## Listing

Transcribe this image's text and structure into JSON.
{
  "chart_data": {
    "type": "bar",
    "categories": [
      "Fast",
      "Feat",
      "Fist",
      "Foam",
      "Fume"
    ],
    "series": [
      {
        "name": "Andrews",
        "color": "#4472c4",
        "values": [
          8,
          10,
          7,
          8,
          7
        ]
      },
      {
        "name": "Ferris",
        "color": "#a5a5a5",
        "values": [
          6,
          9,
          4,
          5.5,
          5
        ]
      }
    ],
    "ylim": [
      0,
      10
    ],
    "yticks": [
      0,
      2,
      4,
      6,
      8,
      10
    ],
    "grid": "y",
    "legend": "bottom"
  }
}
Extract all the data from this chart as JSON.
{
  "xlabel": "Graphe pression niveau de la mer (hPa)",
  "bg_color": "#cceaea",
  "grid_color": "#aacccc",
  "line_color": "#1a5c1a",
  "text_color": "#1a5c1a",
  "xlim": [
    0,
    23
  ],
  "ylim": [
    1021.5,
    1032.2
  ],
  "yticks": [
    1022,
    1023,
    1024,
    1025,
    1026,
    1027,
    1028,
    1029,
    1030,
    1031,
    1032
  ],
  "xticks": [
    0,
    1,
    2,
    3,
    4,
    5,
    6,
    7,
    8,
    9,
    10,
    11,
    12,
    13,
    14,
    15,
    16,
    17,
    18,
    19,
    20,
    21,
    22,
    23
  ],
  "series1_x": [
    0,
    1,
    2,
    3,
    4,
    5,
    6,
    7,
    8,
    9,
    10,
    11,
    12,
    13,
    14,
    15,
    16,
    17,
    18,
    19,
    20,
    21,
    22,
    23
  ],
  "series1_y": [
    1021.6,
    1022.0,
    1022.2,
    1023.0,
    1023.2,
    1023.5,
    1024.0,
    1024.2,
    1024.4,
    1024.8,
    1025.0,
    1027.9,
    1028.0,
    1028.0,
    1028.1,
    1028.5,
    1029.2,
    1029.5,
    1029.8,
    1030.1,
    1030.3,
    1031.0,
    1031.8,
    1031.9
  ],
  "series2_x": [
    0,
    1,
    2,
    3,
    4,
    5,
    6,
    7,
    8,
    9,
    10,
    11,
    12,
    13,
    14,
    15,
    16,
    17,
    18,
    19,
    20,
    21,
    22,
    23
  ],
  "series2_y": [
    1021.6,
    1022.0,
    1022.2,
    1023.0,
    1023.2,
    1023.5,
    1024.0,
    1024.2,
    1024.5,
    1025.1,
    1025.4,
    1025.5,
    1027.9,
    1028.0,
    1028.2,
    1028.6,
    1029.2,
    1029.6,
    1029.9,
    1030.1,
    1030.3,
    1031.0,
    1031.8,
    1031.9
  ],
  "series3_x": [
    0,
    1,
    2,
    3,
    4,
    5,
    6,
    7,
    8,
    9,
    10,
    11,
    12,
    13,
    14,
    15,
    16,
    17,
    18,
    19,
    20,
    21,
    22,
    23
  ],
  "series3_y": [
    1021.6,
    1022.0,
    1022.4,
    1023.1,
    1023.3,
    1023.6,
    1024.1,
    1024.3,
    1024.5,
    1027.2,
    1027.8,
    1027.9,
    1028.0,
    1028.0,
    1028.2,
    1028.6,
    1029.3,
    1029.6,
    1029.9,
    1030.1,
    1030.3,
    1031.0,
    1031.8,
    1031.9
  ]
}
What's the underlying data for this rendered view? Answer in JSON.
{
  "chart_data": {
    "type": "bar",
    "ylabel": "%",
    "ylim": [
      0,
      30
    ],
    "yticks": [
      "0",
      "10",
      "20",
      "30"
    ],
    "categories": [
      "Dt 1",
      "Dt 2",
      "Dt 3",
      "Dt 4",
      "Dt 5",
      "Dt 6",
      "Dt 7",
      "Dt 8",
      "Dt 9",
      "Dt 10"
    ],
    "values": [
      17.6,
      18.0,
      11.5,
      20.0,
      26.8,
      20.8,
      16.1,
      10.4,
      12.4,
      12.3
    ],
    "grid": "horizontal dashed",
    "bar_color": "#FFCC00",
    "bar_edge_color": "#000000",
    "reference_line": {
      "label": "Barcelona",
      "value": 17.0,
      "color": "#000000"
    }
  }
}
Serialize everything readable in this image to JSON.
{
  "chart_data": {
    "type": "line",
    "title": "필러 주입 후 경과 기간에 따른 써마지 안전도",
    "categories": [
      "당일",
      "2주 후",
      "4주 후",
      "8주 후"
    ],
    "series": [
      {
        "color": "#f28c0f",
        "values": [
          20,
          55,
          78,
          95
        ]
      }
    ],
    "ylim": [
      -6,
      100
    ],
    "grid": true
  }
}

## Written task
Please repeat the listing above in full and exactly.

## Response to the exercise
Transcribe this image's text and structure into JSON.
{
  "chart_data": {
    "type": "bar",
    "categories": [
      "Fast",
      "Feat",
      "Fist",
      "Foam",
      "Fume"
    ],
    "series": [
      {
        "name": "Andrews",
        "color": "#4472c4",
        "values": [
          8,
          10,
          7,
          8,
          7
        ]
      },
      {
        "name": "Ferris",
        "color": "#a5a5a5",
        "values": [
          6,
          9,
          4,
          5.5,
          5
        ]
      }
    ],
    "ylim": [
      0,
      10
    ],
    "yticks": [
      0,
      2,
      4,
      6,
      8,
      10
    ],
    "grid": "y",
    "legend": "bottom"
  }
}
Extract all the data from this chart as JSON.
{
  "xlabel": "Graphe pression niveau de la mer (hPa)",
  "bg_color": "#cceaea",
  "grid_color": "#aacccc",
  "line_color": "#1a5c1a",
  "text_color": "#1a5c1a",
  "xlim": [
    0,
    23
  ],
  "ylim": [
    1021.5,
    1032.2
  ],
  "yticks": [
    1022,
    1023,
    1024,
    1025,
    1026,
    1027,
    1028,
    1029,
    1030,
    1031,
    1032
  ],
  "xticks": [
    0,
    1,
    2,
    3,
    4,
    5,
    6,
    7,
    8,
    9,
    10,
    11,
    12,
    13,
    14,
    15,
    16,
    17,
    18,
    19,
    20,
    21,
    22,
    23
  ],
  "series1_x": [
    0,
    1,
    2,
    3,
    4,
    5,
    6,
    7,
    8,
    9,
    10,
    11,
    12,
    13,
    14,
    15,
    16,
    17,
    18,
    19,
    20,
    21,
    22,
    23
  ],
  "series1_y": [
    1021.6,
    1022.0,
    1022.2,
    1023.0,
    1023.2,
    1023.5,
    1024.0,
    1024.2,
    1024.4,
    1024.8,
    1025.0,
    1027.9,
    1028.0,
    1028.0,
    1028.1,
    1028.5,
    1029.2,
    1029.5,
    1029.8,
    1030.1,
    1030.3,
    1031.0,
    1031.8,
    1031.9
  ],
  "series2_x": [
    0,
    1,
    2,
    3,
    4,
    5,
    6,
    7,
    8,
    9,
    10,
    11,
    12,
    13,
    14,
    15,
    16,
    17,
    18,
    19,
    20,
    21,
    22,
    23
  ],
  "series2_y": [
    1021.6,
    1022.0,
    1022.2,
    1023.0,
    1023.2,
    1023.5,
    1024.0,
    1024.2,
    1024.5,
    1025.1,
    1025.4,
    1025.5,
    1027.9,
    1028.0,
    1028.2,
    1028.6,
    1029.2,
    1029.6,
    1029.9,
    1030.1,
    1030.3,
    1031.0,
    1031.8,
    1031.9
  ],
  "series3_x": [
    0,
    1,
    2,
    3,
    4,
    5,
    6,
    7,
    8,
    9,
    10,
    11,
    12,
    13,
    14,
    15,
    16,
    17,
    18,
    19,
    20,
    21,
    22,
    23
  ],
  "series3_y": [
    1021.6,
    1022.0,
    1022.4,
    1023.1,
    1023.3,
    1023.6,
    1024.1,
    1024.3,
    1024.5,
    1027.2,
    1027.8,
    1027.9,
    1028.0,
    1028.0,
    1028.2,
    1028.6,
    1029.3,
    1029.6,
    1029.9,
    1030.1,
    1030.3,
    1031.0,
    1031.8,
    1031.9
  ]
}
What's the underlying data for this rendered view? Answer in JSON.
{
  "chart_data": {
    "type": "bar",
    "ylabel": "%",
    "ylim": [
      0,
      30
    ],
    "yticks": [
      "0",
      "10",
      "20",
      "30"
    ],
    "categories": [
      "Dt 1",
      "Dt 2",
      "Dt 3",
      "Dt 4",
      "Dt 5",
      "Dt 6",
      "Dt 7",
      "Dt 8",
      "Dt 9",
      "Dt 10"
    ],
    "values": [
      17.6,
      18.0,
      11.5,
      20.0,
      26.8,
      20.8,
      16.1,
      10.4,
      12.4,
      12.3
    ],
    "grid": "horizontal dashed",
    "bar_color": "#FFCC00",
    "bar_edge_color": "#000000",
    "reference_line": {
      "label": "Barcelona",
      "value": 17.0,
      "color": "#000000"
    }
  }
}
Serialize everything readable in this image to JSON.
{
  "chart_data": {
    "type": "line",
    "title": "필러 주입 후 경과 기간에 따른 써마지 안전도",
    "categories": [
      "당일",
      "2주 후",
      "4주 후",
      "8주 후"
    ],
    "series": [
      {
        "color": "#f28c0f",
        "values": [
          20,
          55,
          78,
          95
        ]
      }
    ],
    "ylim": [
      -6,
      100
    ],
    "grid": true
  }
}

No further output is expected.